- What you should do
Copy all lines holding the word "下列说法正确的是" from the entries.

- Input
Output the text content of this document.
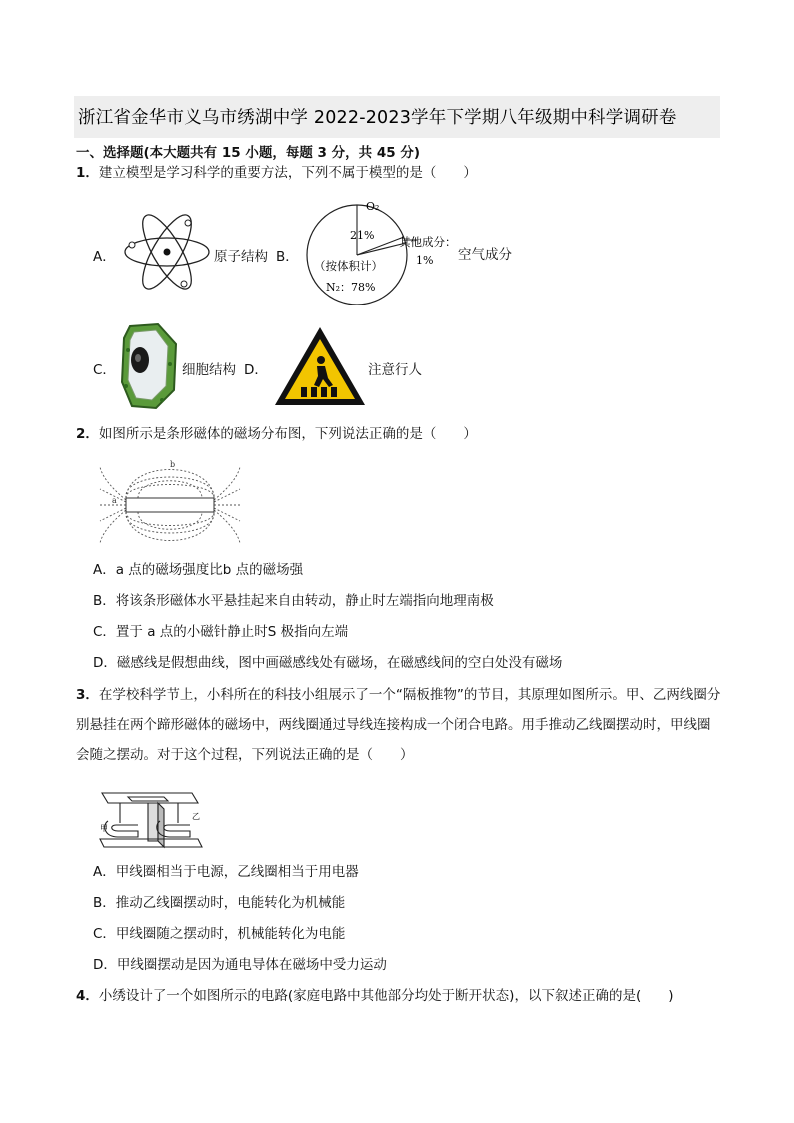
浙江省金华市义乌市绣湖中学 2022-2023学年下学期八年级期中科学调研卷
一、选择题(本大题共有 15 小题，每题 3 分，共 45 分)
1．建立模型是学习科学的重要方法，下列不属于模型的是（　　）
A．	原子结构 B．
O₂
21% 其他成分：
1%
（按体积计）
N₂：78%
空气成分
C．	细胞结构 D．	注意行人
2．如图所示是条形磁体的磁场分布图，下列说法正确的是（　　）
a
b
A．a 点的磁场强度比b 点的磁场强
B．将该条形磁体水平悬挂起来自由转动，静止时左端指向地理南极
C．置于 a 点的小磁针静止时S 极指向左端
D．磁感线是假想曲线，图中画磁感线处有磁场，在磁感线间的空白处没有磁场
3．在学校科学节上，小科所在的科技小组展示了一个“隔板推物”的节目，其原理如图所示。甲、乙两线圈分别悬挂在两个蹄形磁体的磁场中，两线圈通过导线连接构成一个闭合电路。用手推动乙线圈摆动时，甲线圈会随之摆动。对于这个过程，下列说法正确的是（　　）
甲
乙
A．甲线圈相当于电源，乙线圈相当于用电器
B．推动乙线圈摆动时，电能转化为机械能
C．甲线圈随之摆动时，机械能转化为电能
D．甲线圈摆动是因为通电导体在磁场中受力运动
4．小绣设计了一个如图所示的电路(家庭电路中其他部分均处于断开状态)，以下叙述正确的是(　　)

- Answer to the problem
2．如图所示是条形磁体的磁场分布图，下列说法正确的是（　　）
3．在学校科学节上，小科所在的科技小组展示了一个“隔板推物”的节目，其原理如图所示。甲、乙两线圈分别悬挂在两个蹄形磁体的磁场中，两线圈通过导线连接构成一个闭合电路。用手推动乙线圈摆动时，甲线圈会随之摆动。对于这个过程，下列说法正确的是（　　）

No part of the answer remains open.